Dear Dr. Tightwad - At birthday time my children get gifts of money and checks from grandparents and other relatives. Some of the amounts are substantial ($50).

When they were toddlers we used to put the money in the bank for them. Now they're old enough to have caught on, and they want to keep the money and spend it.Should we let them?

Answer - Like your children's perceptions, your system should change as the kids get older.

When Dr. T's children were pre-schoolers, they were allowed to keep any cash gift or check of less than $20. Above that amount, Mom and Dad had discretion over whether the money was spent or saved.

That rule still holds for the soon-to-be-6-year-old (who even now is sitting on the doorstep waiting for the mail carrier to deliver his birthday cards and the money therein).

But the rules have changed slightly for Dr. T's older son and daughter, who are approaching 12 and 10. Their annual birthday checks of $25 and $50 from each grandmother still go into the bank, but if the children want something special they may spend the money.

[Element box annotations]
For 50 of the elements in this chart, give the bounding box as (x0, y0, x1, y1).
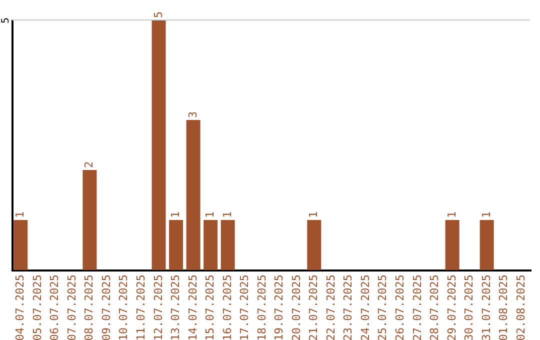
x-tick-label: 29.07.2025 (445, 274, 458, 340)
data-label: 3 (186, 111, 200, 118)
x-tick-label: 25.07.2025 (376, 274, 390, 340)
x-tick-label: 14.07.2025 (186, 274, 200, 340)
x-tick-label: 23.07.2025 (342, 274, 355, 340)
bar (220, 220, 235, 270)
x-tick-label: 13.07.2025 (169, 274, 182, 340)
data-label: 1 (169, 211, 182, 218)
x-tick-label: 24.07.2025 (358, 274, 372, 340)
x-tick-label: 12.07.2025 (152, 274, 165, 340)
data-label: 1 (220, 211, 234, 218)
x-tick-label: 16.07.2025 (220, 274, 234, 340)
x-tick-label: 01.08.2025 (497, 274, 510, 340)
data-label: 2 (82, 161, 96, 168)
data-label: 1 (14, 211, 27, 218)
data-label: 1 (480, 211, 493, 218)
x-tick-label: 06.07.2025 (48, 274, 62, 340)
x-tick-label: 18.07.2025 (255, 274, 268, 340)
x-tick-label: 28.07.2025 (428, 274, 442, 340)
x-tick-label: 22.07.2025 (324, 274, 338, 340)
x-tick-label: 20.07.2025 (290, 274, 303, 340)
data-label: 1 (445, 211, 458, 218)
x-tick-label: 10.07.2025 (117, 274, 130, 340)
bar (307, 220, 322, 270)
bar (14, 220, 28, 270)
x-tick-label: 31.07.2025 (480, 274, 493, 340)
data-label: 1 (307, 211, 320, 218)
x-tick-label: 17.07.2025 (238, 274, 252, 340)
x-tick-label: 15.07.2025 (204, 274, 217, 340)
bar (169, 220, 184, 270)
x-tick-label: 07.07.2025 (65, 274, 78, 340)
bar (82, 170, 97, 270)
x-tick-label: 27.07.2025 (410, 274, 424, 340)
bar (152, 20, 166, 270)
x-tick-label: 19.07.2025 (272, 274, 286, 340)
data-label: 1 (204, 211, 217, 218)
data-label: 5 (152, 11, 165, 18)
bar (204, 220, 218, 270)
x-tick-label: 08.07.2025 (82, 274, 96, 340)
x-tick-label: 11.07.2025 (134, 274, 148, 340)
bar (186, 120, 200, 270)
x-tick-label: 05.07.2025 (30, 274, 44, 340)
x-tick-label: 09.07.2025 (100, 274, 113, 340)
x-tick-label: 04.07.2025 (14, 274, 27, 340)
x-tick-label: 21.07.2025 (307, 274, 320, 340)
bar (445, 220, 460, 270)
bar (480, 220, 494, 270)
x-tick-label: 02.08.2025 (514, 274, 528, 340)
x-tick-label: 30.07.2025 (462, 274, 476, 340)
x-tick-label: 26.07.2025 (394, 274, 406, 340)
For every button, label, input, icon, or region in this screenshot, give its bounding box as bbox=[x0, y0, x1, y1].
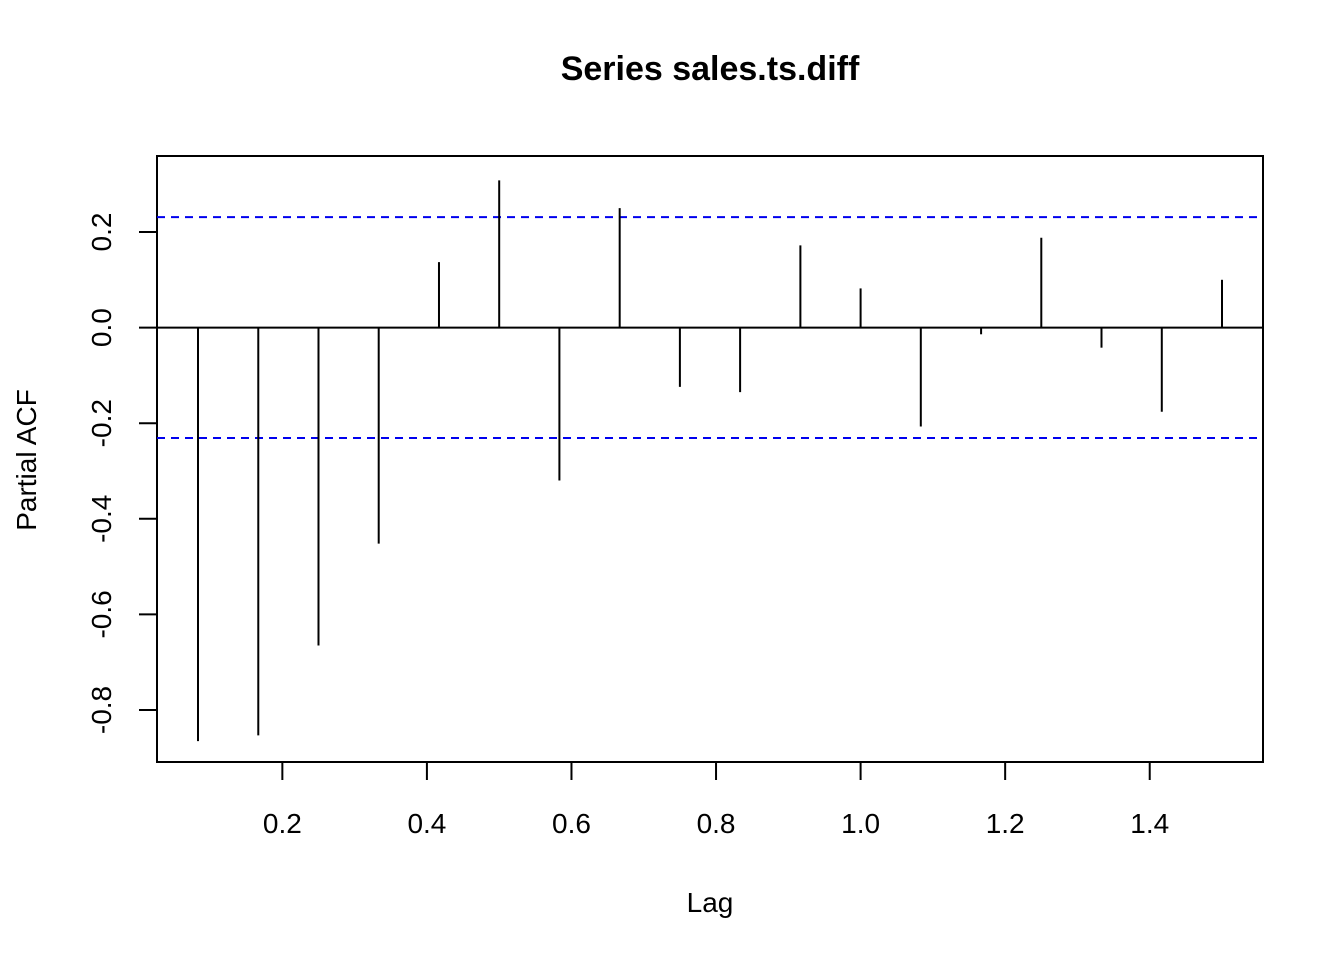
y-axis-label: Partial ACF bbox=[11, 389, 42, 531]
x-tick-label: 0.8 bbox=[697, 808, 736, 839]
x-tick-label: 1.0 bbox=[841, 808, 880, 839]
y-tick-label: -0.4 bbox=[86, 495, 117, 543]
pacf-bars bbox=[197, 180, 1223, 742]
y-tick-label: 0.0 bbox=[86, 308, 117, 347]
confidence-bounds bbox=[157, 216, 1263, 440]
y-tick-label: -0.8 bbox=[86, 686, 117, 734]
x-tick-label: 1.2 bbox=[986, 808, 1025, 839]
y-tick-label: -0.2 bbox=[86, 399, 117, 447]
x-axis-label: Lag bbox=[687, 887, 734, 918]
y-tick-label: 0.2 bbox=[86, 213, 117, 252]
chart-title: Series sales.ts.diff bbox=[561, 50, 860, 88]
x-axis: 0.2 0.4 0.6 0.8 1.0 1.2 1.4 bbox=[263, 761, 1169, 839]
y-axis: -0.8 -0.6 -0.4 -0.2 0.0 0.2 bbox=[86, 213, 158, 734]
x-tick-label: 1.4 bbox=[1130, 808, 1169, 839]
x-tick-label: 0.6 bbox=[552, 808, 591, 839]
x-tick-label: 0.2 bbox=[263, 808, 302, 839]
y-tick-label: -0.6 bbox=[86, 590, 117, 638]
x-tick-label: 0.4 bbox=[407, 808, 446, 839]
plot-frame bbox=[156, 155, 1264, 763]
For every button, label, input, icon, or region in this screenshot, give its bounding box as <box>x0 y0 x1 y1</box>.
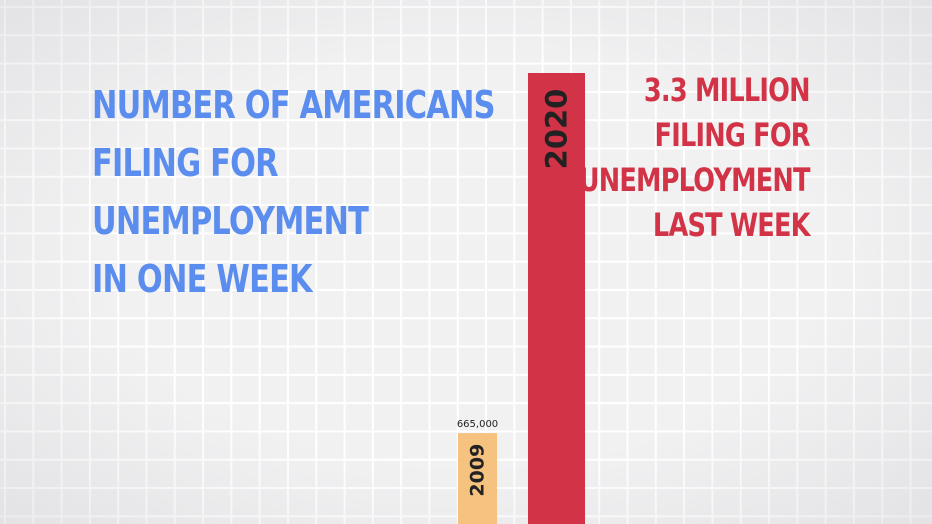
callout-line-1: 3.3 MILLION <box>644 71 811 109</box>
title-line-1: NUMBER OF AMERICANS <box>92 83 496 127</box>
callout-line-2: FILING FOR <box>654 116 811 154</box>
bar-category-label-2020: 2020 <box>540 89 574 170</box>
bar-value-label-2009: 665,000 <box>457 419 498 430</box>
callout-line-3: UNEMPLOYMENT <box>579 161 811 199</box>
title-line-4: IN ONE WEEK <box>92 257 313 301</box>
title-line-3: UNEMPLOYMENT <box>92 199 369 243</box>
bar-2020 <box>528 73 585 524</box>
callout-line-4: LAST WEEK <box>653 206 811 244</box>
title-line-2: FILING FOR <box>92 141 279 185</box>
bar-category-label-2009: 2009 <box>467 444 489 497</box>
callout-annotation: 3.3 MILLION FILING FOR UNEMPLOYMENT LAST… <box>579 68 811 248</box>
chart-title: NUMBER OF AMERICANS FILING FOR UNEMPLOYM… <box>92 76 496 308</box>
bar-2009 <box>458 433 497 524</box>
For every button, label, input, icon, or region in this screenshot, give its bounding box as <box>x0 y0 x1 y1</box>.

■ **Written instruction 1**: Print the portion of the advice column on children's birthday money between "Answer - Like" and "spend the money.", inclusive.
■ **Written instruction 2**: Render the lines of the entries from the one holding "callout-line-1: 3.3 MILLION" through the final line of the entries, inclusive, as a JSON list of strings with one string per line and blank lines omitted.

■ **Response 1**:
Answer - Like your children's perceptions, your system should change as the kids get older.

When Dr. T's children were pre-schoolers, they were allowed to keep any cash gift or check of less than $20. Above that amount, Mom and Dad had discretion over whether the money was spent or saved.

That rule still holds for the soon-to-be-6-year-old (who even now is sitting on the doorstep waiting for the mail carrier to deliver his birthday cards and the money therein).

But the rules have changed slightly for Dr. T's older son and daughter, who are approaching 12 and 10. Their annual birthday checks of $25 and $50 from each grandmother still go into the bank, but if the children want something special they may spend the money.

■ **Response 2**:
[
  "callout-line-1: 3.3 MILLION <box>644 71 811 109</box>",
  "title-line-1: NUMBER OF AMERICANS <box>92 83 496 127</box>",
  "callout-line-2: FILING FOR <box>654 116 811 154</box>",
  "bar-category-label-2020: 2020 <box>540 89 574 170</box>",
  "bar-value-label-2009: 665,000 <box>457 419 498 430</box>",
  "callout-line-3: UNEMPLOYMENT <box>579 161 811 199</box>",
  "title-line-4: IN ONE WEEK <box>92 257 313 301</box>",
  "title-line-3: UNEMPLOYMENT <box>92 199 369 243</box>",
  "bar-2020 <box>528 73 585 524</box>",
  "callout-line-4: LAST WEEK <box>653 206 811 244</box>",
  "title-line-2: FILING FOR <box>92 141 279 185</box>",
  "bar-category-label-2009: 2009 <box>467 444 489 497</box>",
  "callout-annotation: 3.3 MILLION FILING FOR UNEMPLOYMENT LAST… <box>579 68 811 248</box>",
  "chart-title: NUMBER OF AMERICANS FILING FOR UNEMPLOYM… <box>92 76 496 308</box>",
  "bar-2009 <box>458 433 497 524</box>",
  "For every button, label, input, icon, or region in this screenshot, give its bounding box as <box>x0 y0 x1 y1</box>."
]